Requirement:
From the listing below, pull out every line where the string "marketing" appears.

Input records:
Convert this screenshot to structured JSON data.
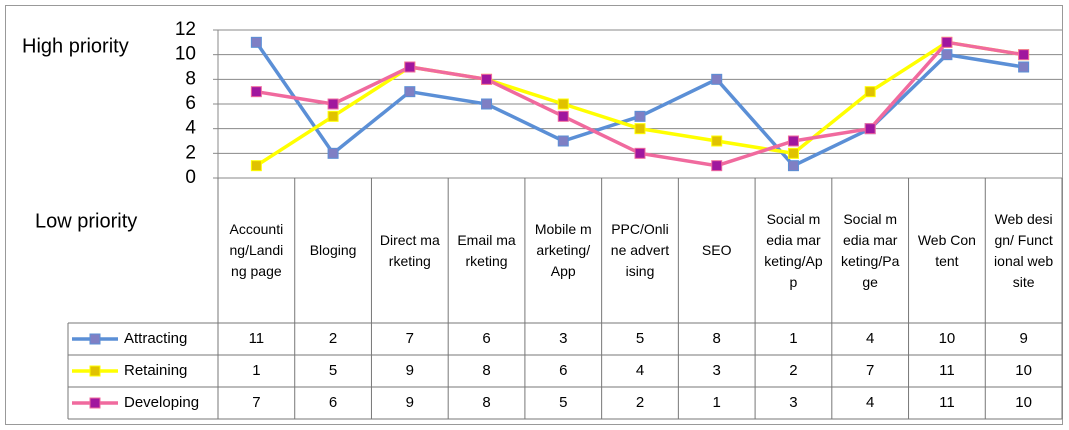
{
  "chart_data": {
    "type": "line",
    "annotations": [
      "High priority",
      "Low priority"
    ],
    "categories": [
      "Accounting/Landing page",
      "Bloging",
      "Direct marketing",
      "Email marketing",
      "Mobile marketing/ App",
      "PPC/Online advertising",
      "SEO",
      "Social media marketing/App",
      "Social media marketing/Page",
      "Web Content",
      "Web design/ Functional website"
    ],
    "series": [
      {
        "name": "Attracting",
        "color": "#5b8fd6",
        "marker_color": "#7f7fc4",
        "values": [
          11,
          2,
          7,
          6,
          3,
          5,
          8,
          1,
          4,
          10,
          9
        ]
      },
      {
        "name": "Retaining",
        "color": "#ffff00",
        "marker_color": "#e0c200",
        "values": [
          1,
          5,
          9,
          8,
          6,
          4,
          3,
          2,
          7,
          11,
          10
        ]
      },
      {
        "name": "Developing",
        "color": "#f06a9e",
        "marker_color": "#a0169e",
        "values": [
          7,
          6,
          9,
          8,
          5,
          2,
          1,
          3,
          4,
          11,
          10
        ]
      }
    ],
    "ylim": [
      0,
      12
    ],
    "yticks": [
      0,
      2,
      4,
      6,
      8,
      10,
      12
    ],
    "grid": true,
    "data_table": true
  }
}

Written solution:
      "Direct marketing",
      "Email marketing",
      "Mobile marketing/ App",
      "Social media marketing/App",
      "Social media marketing/Page",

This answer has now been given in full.